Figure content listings

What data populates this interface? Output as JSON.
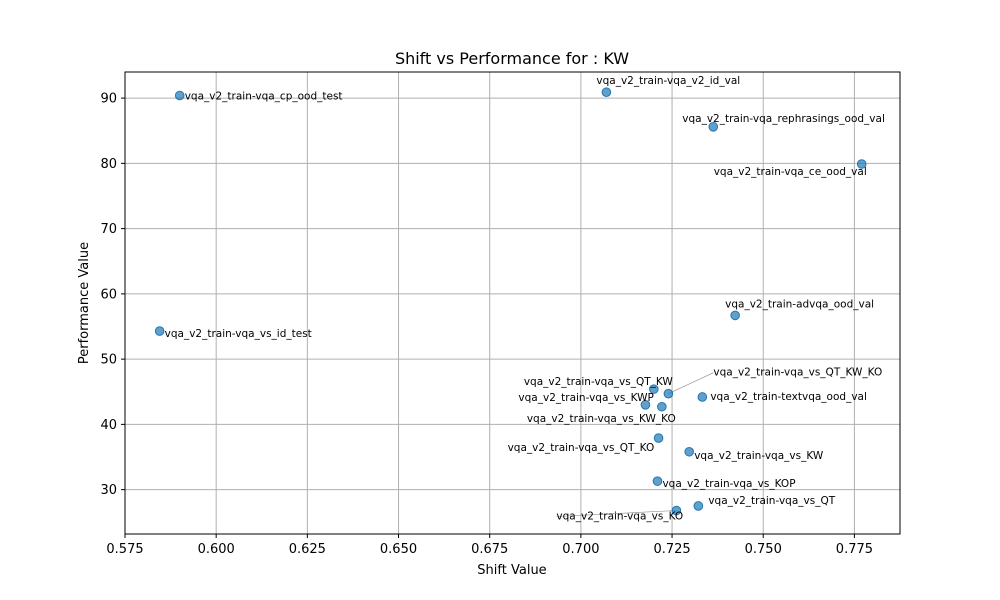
{
  "chart_data": {
    "type": "scatter",
    "title": "Shift vs Performance for : KW",
    "xlabel": "Shift Value",
    "ylabel": "Performance Value",
    "xlim": [
      0.575,
      0.7875
    ],
    "ylim": [
      23.2,
      94.0
    ],
    "xticks": [
      0.575,
      0.6,
      0.625,
      0.65,
      0.675,
      0.7,
      0.725,
      0.75,
      0.775
    ],
    "xtick_labels": [
      "0.575",
      "0.600",
      "0.625",
      "0.650",
      "0.675",
      "0.700",
      "0.725",
      "0.750",
      "0.775"
    ],
    "yticks": [
      30,
      40,
      50,
      60,
      70,
      80,
      90
    ],
    "ytick_labels": [
      "30",
      "40",
      "50",
      "60",
      "70",
      "80",
      "90"
    ],
    "grid": true,
    "marker_color": "#1f77b4",
    "points": [
      {
        "x": 0.59,
        "y": 90.4,
        "label": "vqa_v2_train-vqa_cp_ood_test"
      },
      {
        "x": 0.707,
        "y": 90.9,
        "label": "vqa_v2_train-vqa_v2_id_val"
      },
      {
        "x": 0.7363,
        "y": 85.6,
        "label": "vqa_v2_train-vqa_rephrasings_ood_val"
      },
      {
        "x": 0.777,
        "y": 79.9,
        "label": "vqa_v2_train-vqa_ce_ood_val"
      },
      {
        "x": 0.7423,
        "y": 56.7,
        "label": "vqa_v2_train-advqa_ood_val"
      },
      {
        "x": 0.5845,
        "y": 54.3,
        "label": "vqa_v2_train-vqa_vs_id_test"
      },
      {
        "x": 0.724,
        "y": 44.7,
        "label": "vqa_v2_train-vqa_vs_QT_KW_KO"
      },
      {
        "x": 0.72,
        "y": 45.4,
        "label": "vqa_v2_train-vqa_vs_QT_KW"
      },
      {
        "x": 0.7333,
        "y": 44.2,
        "label": "vqa_v2_train-textvqa_ood_val"
      },
      {
        "x": 0.7177,
        "y": 43.0,
        "label": "vqa_v2_train-vqa_vs_KWP"
      },
      {
        "x": 0.7222,
        "y": 42.7,
        "label": "vqa_v2_train-vqa_vs_KW_KO"
      },
      {
        "x": 0.7213,
        "y": 37.9,
        "label": "vqa_v2_train-vqa_vs_QT_KO"
      },
      {
        "x": 0.7297,
        "y": 35.8,
        "label": "vqa_v2_train-vqa_vs_KW"
      },
      {
        "x": 0.721,
        "y": 31.3,
        "label": "vqa_v2_train-vqa_vs_KOP"
      },
      {
        "x": 0.7322,
        "y": 27.5,
        "label": "vqa_v2_train-vqa_vs_QT"
      },
      {
        "x": 0.7262,
        "y": 26.8,
        "label": "vqa_v2_train-vqa_vs_KO"
      }
    ]
  }
}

Exercise objective>
Select all lines in the listing that include the word "Performance".

Solution to the problem>
    "title": "Shift vs Performance for : KW",
    "ylabel": "Performance Value",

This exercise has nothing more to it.